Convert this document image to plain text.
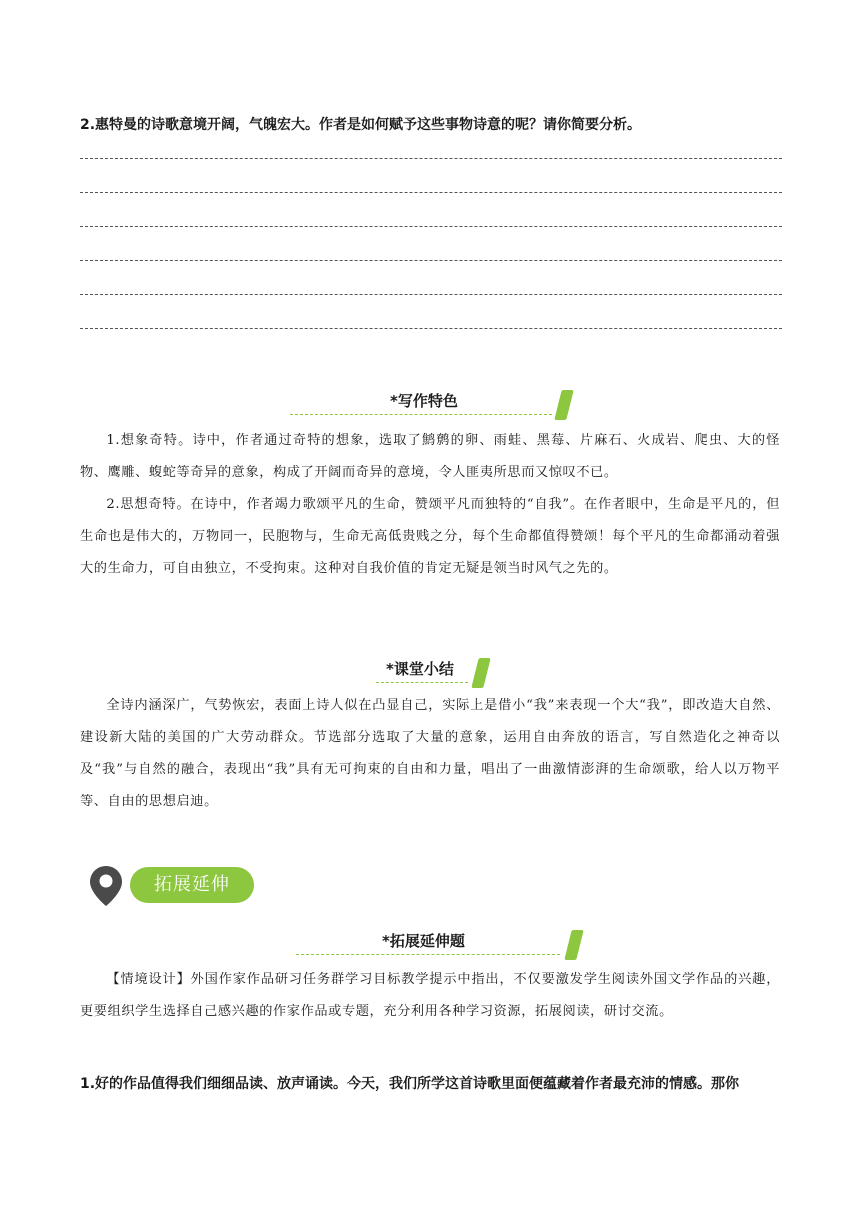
2.惠特曼的诗歌意境开阔，气魄宏大。作者是如何赋予这些事物诗意的呢？请你简要分析。
*写作特色
1.想象奇特。诗中，作者通过奇特的想象，选取了鹪鹩的卵、雨蛙、黑莓、片麻石、火成岩、爬虫、大的怪物、鹰雕、蝮蛇等奇异的意象，构成了开阔而奇异的意境，令人匪夷所思而又惊叹不已。
2.思想奇特。在诗中，作者竭力歌颂平凡的生命，赞颂平凡而独特的“自我”。在作者眼中，生命是平凡的，但生命也是伟大的，万物同一，民胞物与，生命无高低贵贱之分，每个生命都值得赞颂！每个平凡的生命都涌动着强大的生命力，可自由独立，不受拘束。这种对自我价值的肯定无疑是领当时风气之先的。
*课堂小结
全诗内涵深广，气势恢宏，表面上诗人似在凸显自己，实际上是借小“我”来表现一个大“我”，即改造大自然、建设新大陆的美国的广大劳动群众。节选部分选取了大量的意象，运用自由奔放的语言，写自然造化之神奇以及“我”与自然的融合，表现出“我”具有无可拘束的自由和力量，唱出了一曲激情澎湃的生命颂歌，给人以万物平等、自由的思想启迪。
拓展延伸
*拓展延伸题
【情境设计】外国作家作品研习任务群学习目标教学提示中指出，不仅要激发学生阅读外国文学作品的兴趣，更要组织学生选择自己感兴趣的作家作品或专题，充分利用各种学习资源，拓展阅读，研讨交流。
1.好的作品值得我们细细品读、放声诵读。今天，我们所学这首诗歌里面便蕴藏着作者最充沛的情感。那你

# What is being asked:
Without including the pictures, return each record above exactly as it stands.

# Right answer:
Convert this document image to plain text.
2.惠特曼的诗歌意境开阔，气魄宏大。作者是如何赋予这些事物诗意的呢？请你简要分析。
*写作特色
1.想象奇特。诗中，作者通过奇特的想象，选取了鹪鹩的卵、雨蛙、黑莓、片麻石、火成岩、爬虫、大的怪物、鹰雕、蝮蛇等奇异的意象，构成了开阔而奇异的意境，令人匪夷所思而又惊叹不已。
2.思想奇特。在诗中，作者竭力歌颂平凡的生命，赞颂平凡而独特的“自我”。在作者眼中，生命是平凡的，但生命也是伟大的，万物同一，民胞物与，生命无高低贵贱之分，每个生命都值得赞颂！每个平凡的生命都涌动着强大的生命力，可自由独立，不受拘束。这种对自我价值的肯定无疑是领当时风气之先的。
*课堂小结
全诗内涵深广，气势恢宏，表面上诗人似在凸显自己，实际上是借小“我”来表现一个大“我”，即改造大自然、建设新大陆的美国的广大劳动群众。节选部分选取了大量的意象，运用自由奔放的语言，写自然造化之神奇以及“我”与自然的融合，表现出“我”具有无可拘束的自由和力量，唱出了一曲激情澎湃的生命颂歌，给人以万物平等、自由的思想启迪。
拓展延伸
*拓展延伸题
【情境设计】外国作家作品研习任务群学习目标教学提示中指出，不仅要激发学生阅读外国文学作品的兴趣，更要组织学生选择自己感兴趣的作家作品或专题，充分利用各种学习资源，拓展阅读，研讨交流。
1.好的作品值得我们细细品读、放声诵读。今天，我们所学这首诗歌里面便蕴藏着作者最充沛的情感。那你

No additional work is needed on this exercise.